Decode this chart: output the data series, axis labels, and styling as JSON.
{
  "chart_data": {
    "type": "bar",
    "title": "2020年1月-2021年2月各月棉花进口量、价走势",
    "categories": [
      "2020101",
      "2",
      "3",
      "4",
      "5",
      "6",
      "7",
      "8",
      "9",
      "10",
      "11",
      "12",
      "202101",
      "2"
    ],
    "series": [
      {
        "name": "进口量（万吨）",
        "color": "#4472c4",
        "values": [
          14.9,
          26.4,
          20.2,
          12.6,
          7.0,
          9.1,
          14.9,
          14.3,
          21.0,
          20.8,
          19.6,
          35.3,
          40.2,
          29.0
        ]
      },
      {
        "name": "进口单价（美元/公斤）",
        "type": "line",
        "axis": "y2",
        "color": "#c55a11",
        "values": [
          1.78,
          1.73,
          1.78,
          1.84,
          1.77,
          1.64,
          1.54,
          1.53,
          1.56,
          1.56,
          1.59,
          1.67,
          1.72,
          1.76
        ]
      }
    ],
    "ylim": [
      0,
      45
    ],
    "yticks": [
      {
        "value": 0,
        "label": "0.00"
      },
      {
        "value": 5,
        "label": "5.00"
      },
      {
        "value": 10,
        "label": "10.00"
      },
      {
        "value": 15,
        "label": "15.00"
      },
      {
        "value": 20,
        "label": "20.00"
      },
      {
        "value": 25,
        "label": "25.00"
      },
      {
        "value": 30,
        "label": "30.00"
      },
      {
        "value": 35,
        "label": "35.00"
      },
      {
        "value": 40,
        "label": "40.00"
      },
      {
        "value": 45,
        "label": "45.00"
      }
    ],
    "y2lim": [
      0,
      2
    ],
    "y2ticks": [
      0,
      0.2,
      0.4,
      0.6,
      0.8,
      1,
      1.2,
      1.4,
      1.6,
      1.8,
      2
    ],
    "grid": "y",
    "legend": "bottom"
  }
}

REQUIREMENT.
Transcribe the material exactly as it reads.

OUTPUT BELOW.
Decode this chart: output the data series, axis labels, and styling as JSON.
{
  "chart_data": {
    "type": "bar",
    "title": "2020年1月-2021年2月各月棉花进口量、价走势",
    "categories": [
      "2020101",
      "2",
      "3",
      "4",
      "5",
      "6",
      "7",
      "8",
      "9",
      "10",
      "11",
      "12",
      "202101",
      "2"
    ],
    "series": [
      {
        "name": "进口量（万吨）",
        "color": "#4472c4",
        "values": [
          14.9,
          26.4,
          20.2,
          12.6,
          7.0,
          9.1,
          14.9,
          14.3,
          21.0,
          20.8,
          19.6,
          35.3,
          40.2,
          29.0
        ]
      },
      {
        "name": "进口单价（美元/公斤）",
        "type": "line",
        "axis": "y2",
        "color": "#c55a11",
        "values": [
          1.78,
          1.73,
          1.78,
          1.84,
          1.77,
          1.64,
          1.54,
          1.53,
          1.56,
          1.56,
          1.59,
          1.67,
          1.72,
          1.76
        ]
      }
    ],
    "ylim": [
      0,
      45
    ],
    "yticks": [
      {
        "value": 0,
        "label": "0.00"
      },
      {
        "value": 5,
        "label": "5.00"
      },
      {
        "value": 10,
        "label": "10.00"
      },
      {
        "value": 15,
        "label": "15.00"
      },
      {
        "value": 20,
        "label": "20.00"
      },
      {
        "value": 25,
        "label": "25.00"
      },
      {
        "value": 30,
        "label": "30.00"
      },
      {
        "value": 35,
        "label": "35.00"
      },
      {
        "value": 40,
        "label": "40.00"
      },
      {
        "value": 45,
        "label": "45.00"
      }
    ],
    "y2lim": [
      0,
      2
    ],
    "y2ticks": [
      0,
      0.2,
      0.4,
      0.6,
      0.8,
      1,
      1.2,
      1.4,
      1.6,
      1.8,
      2
    ],
    "grid": "y",
    "legend": "bottom"
  }
}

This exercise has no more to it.